* [Text provided]

┄┄┄┄┄┄┄┄┄┄

U.K. rapper Skepta has apologized after the artwork for his new single, “Gas Me Up (Diligent),” drew criticism on social media for evoking images of the Holocaust.

Skepta removed the artwork from his social platforms shortly after posting it on Monday. The image showed a shaved head with the words “Gas Me Up” tattooed on it, and received backlash from those on the internet who drew parallels to images of Jewish people during the Holocaust.

Early Tuesday morning, Skepta posted an apology on X, formerly known as Twitter, and said he had removed the single artwork.

“I’ve been waiting to drop Gas Me Up (Diligent) since teasing it April last year, worked hard getting the artwork right for my album rollout which is about my parents coming to the UK in the 80’s, Skinhead, Football culture and it has been taken offensively by many,” Skepta wrote. “I can promise you that was definitely not our plan so I have removed it and I vow to be more mindful going forward.”

┄┄┄┄┄┄┄┄┄┄

* [Saved entries]
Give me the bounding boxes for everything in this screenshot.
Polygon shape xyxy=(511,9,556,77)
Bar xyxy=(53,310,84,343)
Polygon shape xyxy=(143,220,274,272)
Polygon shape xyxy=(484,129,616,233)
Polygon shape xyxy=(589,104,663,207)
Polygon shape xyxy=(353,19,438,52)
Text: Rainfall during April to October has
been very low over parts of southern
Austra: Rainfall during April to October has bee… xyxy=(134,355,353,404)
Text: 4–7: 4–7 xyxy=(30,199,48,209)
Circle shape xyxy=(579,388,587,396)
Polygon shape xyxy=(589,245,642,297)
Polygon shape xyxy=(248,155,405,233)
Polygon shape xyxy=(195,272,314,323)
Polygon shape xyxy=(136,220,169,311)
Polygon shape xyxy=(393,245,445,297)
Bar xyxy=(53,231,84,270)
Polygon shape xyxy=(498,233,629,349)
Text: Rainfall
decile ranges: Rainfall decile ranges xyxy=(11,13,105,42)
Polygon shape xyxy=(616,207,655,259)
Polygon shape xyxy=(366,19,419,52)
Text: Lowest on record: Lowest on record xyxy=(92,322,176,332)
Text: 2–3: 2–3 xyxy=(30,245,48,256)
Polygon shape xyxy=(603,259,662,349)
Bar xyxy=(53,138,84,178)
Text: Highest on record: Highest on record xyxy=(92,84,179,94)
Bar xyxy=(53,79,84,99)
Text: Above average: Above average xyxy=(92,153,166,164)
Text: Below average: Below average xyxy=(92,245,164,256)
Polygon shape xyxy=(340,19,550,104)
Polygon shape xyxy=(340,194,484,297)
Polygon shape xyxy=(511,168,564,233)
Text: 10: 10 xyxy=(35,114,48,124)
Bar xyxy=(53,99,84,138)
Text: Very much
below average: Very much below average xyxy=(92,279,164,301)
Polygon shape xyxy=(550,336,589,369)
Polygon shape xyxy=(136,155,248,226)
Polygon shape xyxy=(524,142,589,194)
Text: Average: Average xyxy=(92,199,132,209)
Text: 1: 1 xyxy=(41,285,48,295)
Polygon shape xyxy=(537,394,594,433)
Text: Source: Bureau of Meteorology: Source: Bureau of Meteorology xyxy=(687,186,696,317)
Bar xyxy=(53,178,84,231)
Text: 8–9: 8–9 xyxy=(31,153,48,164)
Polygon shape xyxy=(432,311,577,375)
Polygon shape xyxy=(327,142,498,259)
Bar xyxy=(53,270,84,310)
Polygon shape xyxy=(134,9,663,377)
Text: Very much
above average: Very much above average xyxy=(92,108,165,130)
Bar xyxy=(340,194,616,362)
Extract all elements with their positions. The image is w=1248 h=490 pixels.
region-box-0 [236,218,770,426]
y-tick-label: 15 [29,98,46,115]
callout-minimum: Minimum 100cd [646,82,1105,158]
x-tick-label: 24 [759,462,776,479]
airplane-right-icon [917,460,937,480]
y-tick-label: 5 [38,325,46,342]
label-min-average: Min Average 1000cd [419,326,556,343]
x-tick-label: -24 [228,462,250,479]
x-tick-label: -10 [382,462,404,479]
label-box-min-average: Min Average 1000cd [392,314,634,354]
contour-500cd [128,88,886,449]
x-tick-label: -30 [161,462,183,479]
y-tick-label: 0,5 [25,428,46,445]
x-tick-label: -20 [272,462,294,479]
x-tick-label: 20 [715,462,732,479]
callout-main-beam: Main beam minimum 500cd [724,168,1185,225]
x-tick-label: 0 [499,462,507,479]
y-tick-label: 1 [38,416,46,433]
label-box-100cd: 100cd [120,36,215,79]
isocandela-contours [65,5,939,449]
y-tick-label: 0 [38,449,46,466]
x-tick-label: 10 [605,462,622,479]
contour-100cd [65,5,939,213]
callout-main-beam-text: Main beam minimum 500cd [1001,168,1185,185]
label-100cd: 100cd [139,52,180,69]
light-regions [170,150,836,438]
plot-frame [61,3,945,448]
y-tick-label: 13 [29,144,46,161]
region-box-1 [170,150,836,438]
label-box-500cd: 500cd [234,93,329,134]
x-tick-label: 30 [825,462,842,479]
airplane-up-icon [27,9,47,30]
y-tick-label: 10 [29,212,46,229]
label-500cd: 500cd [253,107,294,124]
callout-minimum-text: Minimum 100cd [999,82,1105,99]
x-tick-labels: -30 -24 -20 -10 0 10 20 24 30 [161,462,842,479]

┄┄┄┄┄┄┄┄┄┄

* [Task set]
a – Revise the article on Skepta's apology, starting at "U.K. rapper Skepta" and ending at "during the Holocaust.", so that "artwork" is replaced by "cover art".
b – Extend the article on Skepta's apology for his single artwork by continuing it from its final sentence.

* [Expected answers]
a –
U.K. rapper Skepta has apologized after the cover art for his new single, “Gas Me Up (Diligent),” drew criticism on social media for evoking images of the Holocaust.

Skepta removed the cover art from his social platforms shortly after posting it on Monday. The image showed a shaved head with the words “Gas Me Up” tattooed on it, and received backlash from those on the internet who drew parallels to images of Jewish people during the Holocaust.

b –
He later shared a “mood board” he had previously compiled for the single art, consisting of images of skinheads and the logo for 2 Tone Records, an indie ska label which sought to promote racial equality in the music scene in the late ’70s and early ’80s.

“I can honestly see how my single artwork without context can be deemed offensive, especially in a time like this but again that was not my intention,” Skepta said. “But after some thought I don’t feel like I could continue being the artist you all know and love if my art is policed, I have to quit if I can’t express my art as I see it. So to help with context here are some pictures from our mood board for the 1980’s UK story for my album ‘Knife & Fork.’”

“Gas Me Up (Diligent)” is set to release on Jan. 26.